What is being asked =>
Repeat the records below exactly, leaving out every picture.

Material for this task =>
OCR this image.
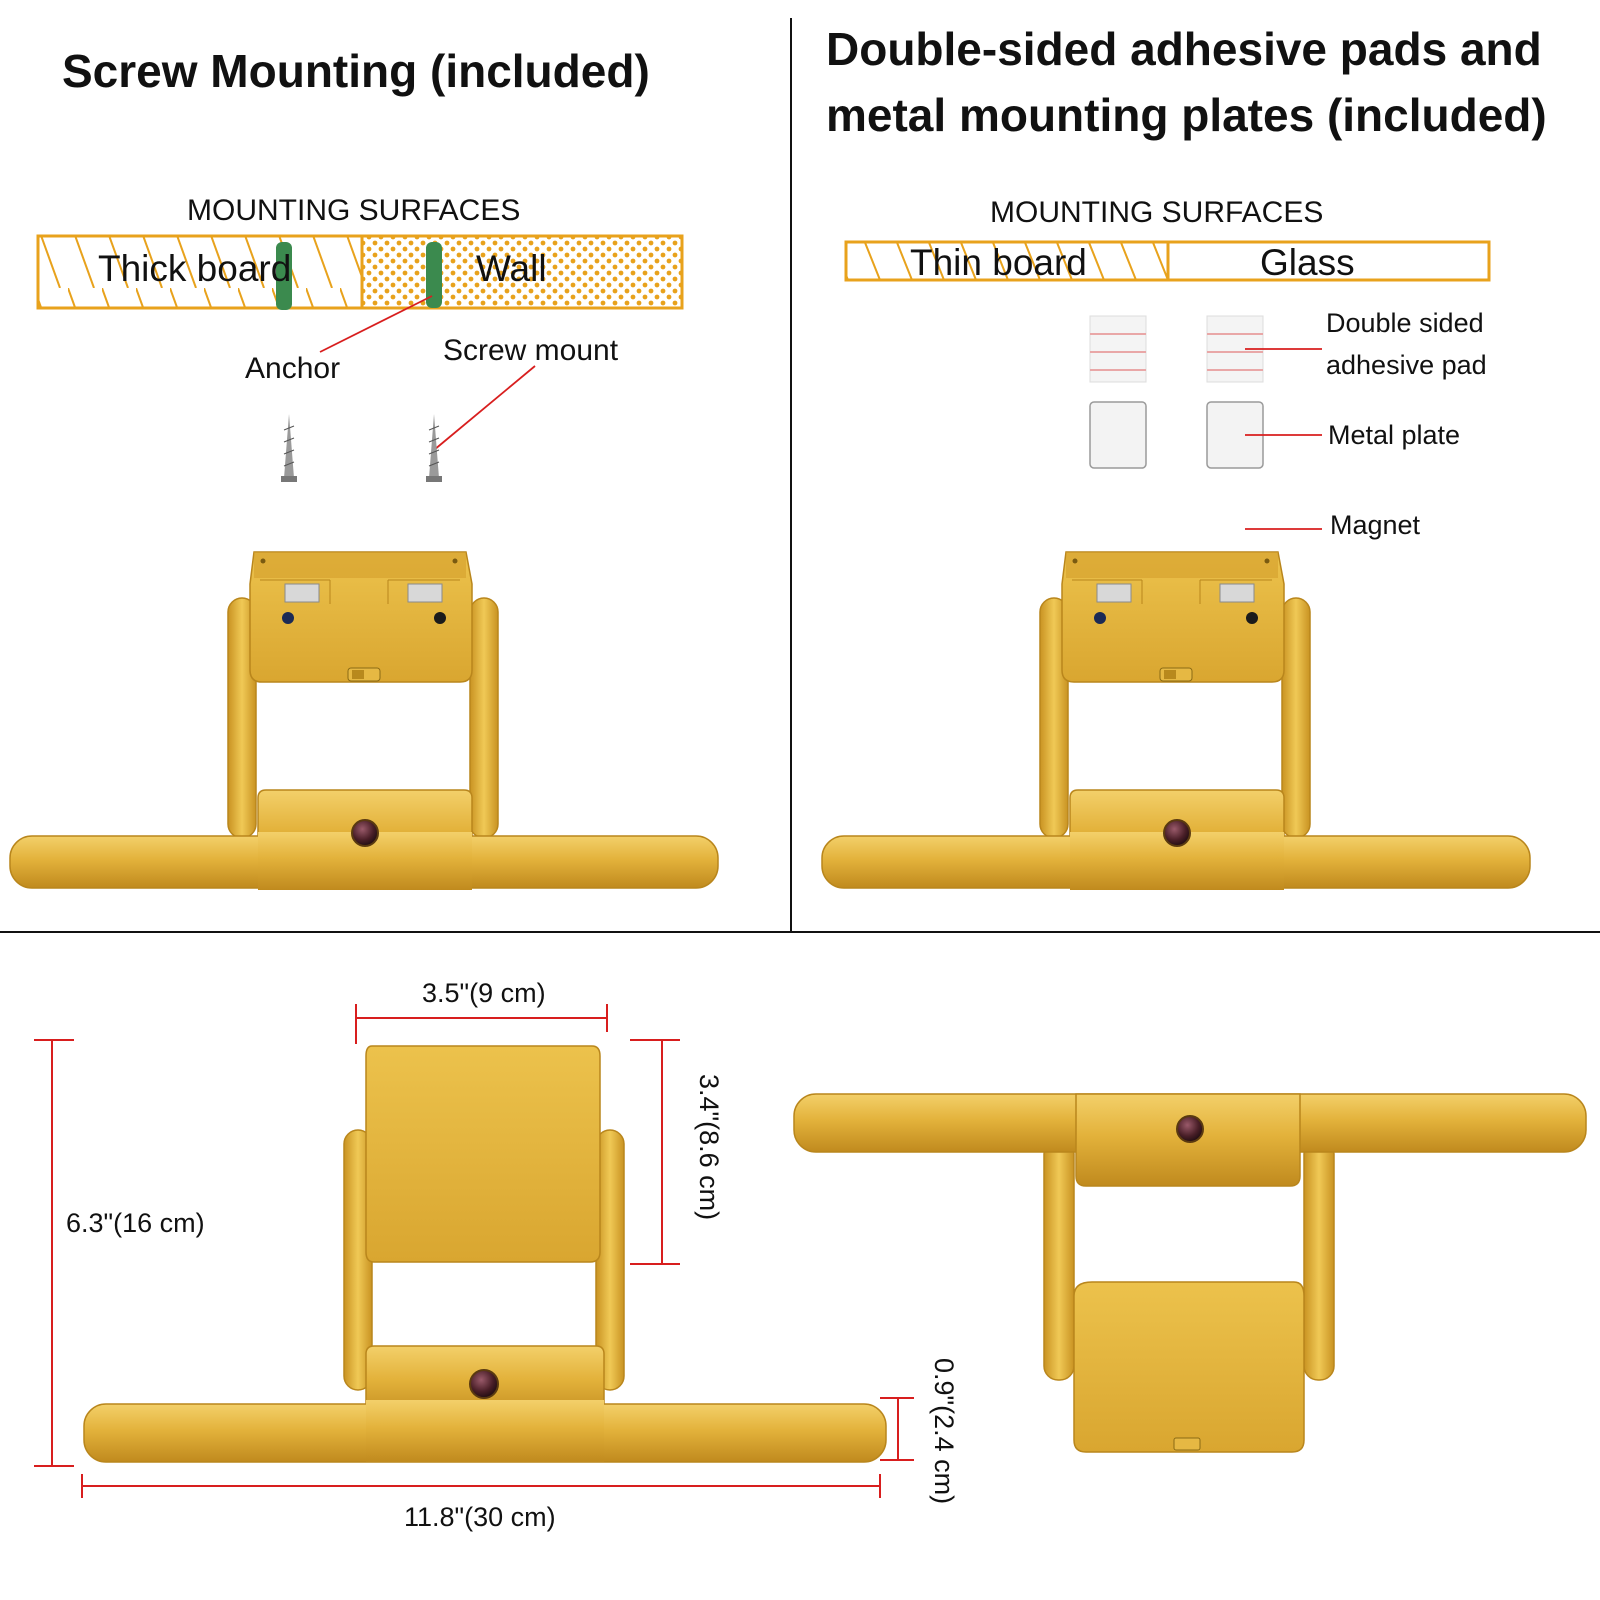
Screw Mounting (included)
MOUNTING SURFACES
Thick board	Wall
Anchor
Screw mount
Double-sided adhesive pads and
metal mounting plates (included)
MOUNTING SURFACES
Thin board	Glass
Double sided
adhesive pad
Metal plate
Magnet
3.5"(9 cm)
3.4"(8.6 cm)
6.3"(16 cm)
0.9"(2.4 cm)
11.8"(30 cm)
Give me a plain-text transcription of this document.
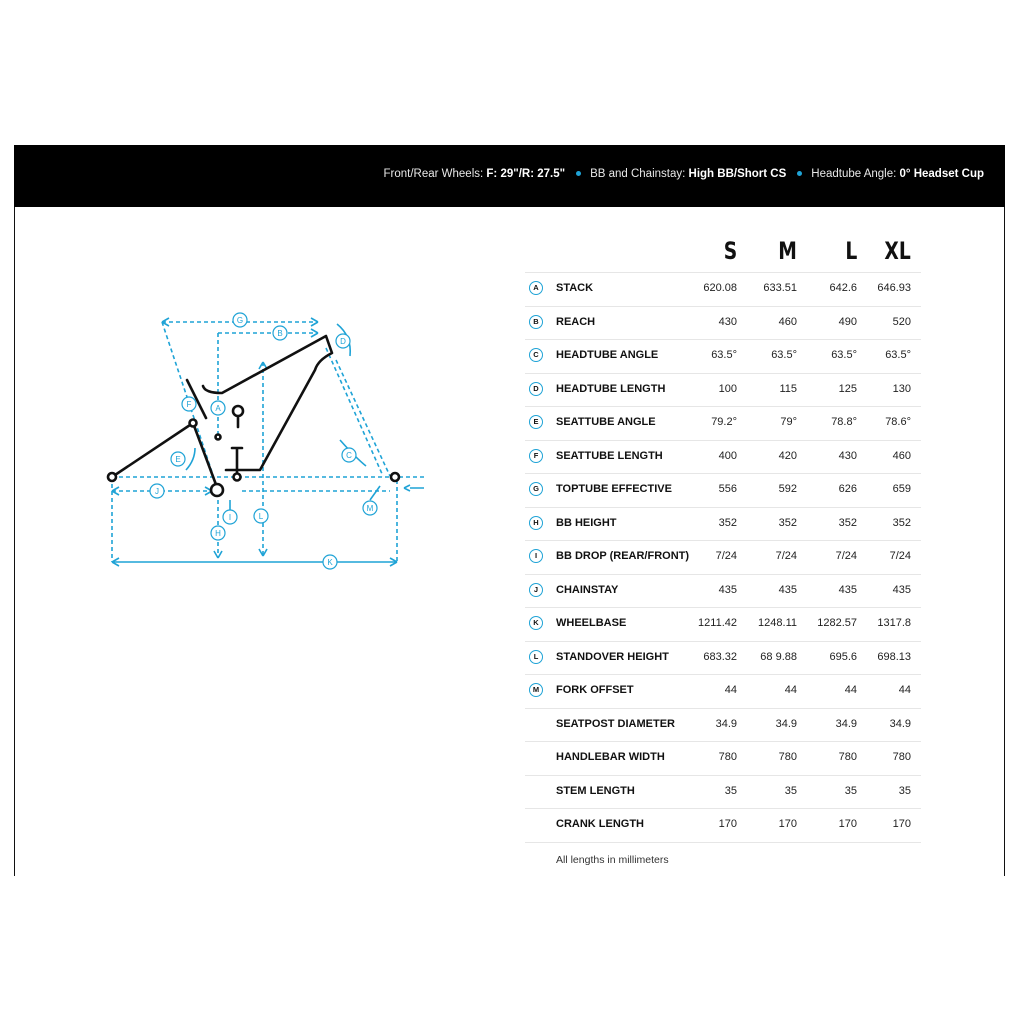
Front/Rear Wheels: F: 29"/R: 27.5" BB and Chainstay: High BB/Short CS Headtube Angle: 0° Headset Cup
G
B
D
A
F
E	C
J
M
I	L
H
K
S M L XL
A	STACK	620.08	633.51	642.6	646.93
B	REACH	430	460	490	520
C	HEADTUBE ANGLE	63.5°	63.5°	63.5°	63.5°
D	HEADTUBE LENGTH	100	115	125	130
E	SEATTUBE ANGLE	79.2°	79°	78.8°	78.6°
F	SEATTUBE LENGTH	400	420	430	460
G	TOPTUBE EFFECTIVE	556	592	626	659
H	BB HEIGHT	352	352	352	352
I	BB DROP (REAR/FRONT)	7/24	7/24	7/24	7/24
J	CHAINSTAY	435	435	435	435
K	WHEELBASE	1211.42	1248.11	1282.57	1317.8
L	STANDOVER HEIGHT	683.32	68 9.88	695.6	698.13
M	FORK OFFSET	44	44	44	44
SEATPOST DIAMETER	34.9	34.9	34.9	34.9
HANDLEBAR WIDTH	780	780	780	780
STEM LENGTH	35	35	35	35
CRANK LENGTH	170	170	170	170
All lengths in millimeters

Worked answer =>
OCR this image.
Screw Mounting (included)
MOUNTING SURFACES
Thick board	Wall
Anchor
Screw mount
Double-sided adhesive pads and
metal mounting plates (included)
MOUNTING SURFACES
Thin board	Glass
Double sided
adhesive pad
Metal plate
Magnet
3.5"(9 cm)
3.4"(8.6 cm)
6.3"(16 cm)
0.9"(2.4 cm)
11.8"(30 cm)
Give me a plain-text transcription of this document.
Front/Rear Wheels: F: 29"/R: 27.5" BB and Chainstay: High BB/Short CS Headtube Angle: 0° Headset Cup
G
B
D
A
F
E	C
J
M
I	L
H
K
S M L XL
A	STACK	620.08	633.51	642.6	646.93
B	REACH	430	460	490	520
C	HEADTUBE ANGLE	63.5°	63.5°	63.5°	63.5°
D	HEADTUBE LENGTH	100	115	125	130
E	SEATTUBE ANGLE	79.2°	79°	78.8°	78.6°
F	SEATTUBE LENGTH	400	420	430	460
G	TOPTUBE EFFECTIVE	556	592	626	659
H	BB HEIGHT	352	352	352	352
I	BB DROP (REAR/FRONT)	7/24	7/24	7/24	7/24
J	CHAINSTAY	435	435	435	435
K	WHEELBASE	1211.42	1248.11	1282.57	1317.8
L	STANDOVER HEIGHT	683.32	68 9.88	695.6	698.13
M	FORK OFFSET	44	44	44	44
SEATPOST DIAMETER	34.9	34.9	34.9	34.9
HANDLEBAR WIDTH	780	780	780	780
STEM LENGTH	35	35	35	35
CRANK LENGTH	170	170	170	170
All lengths in millimeters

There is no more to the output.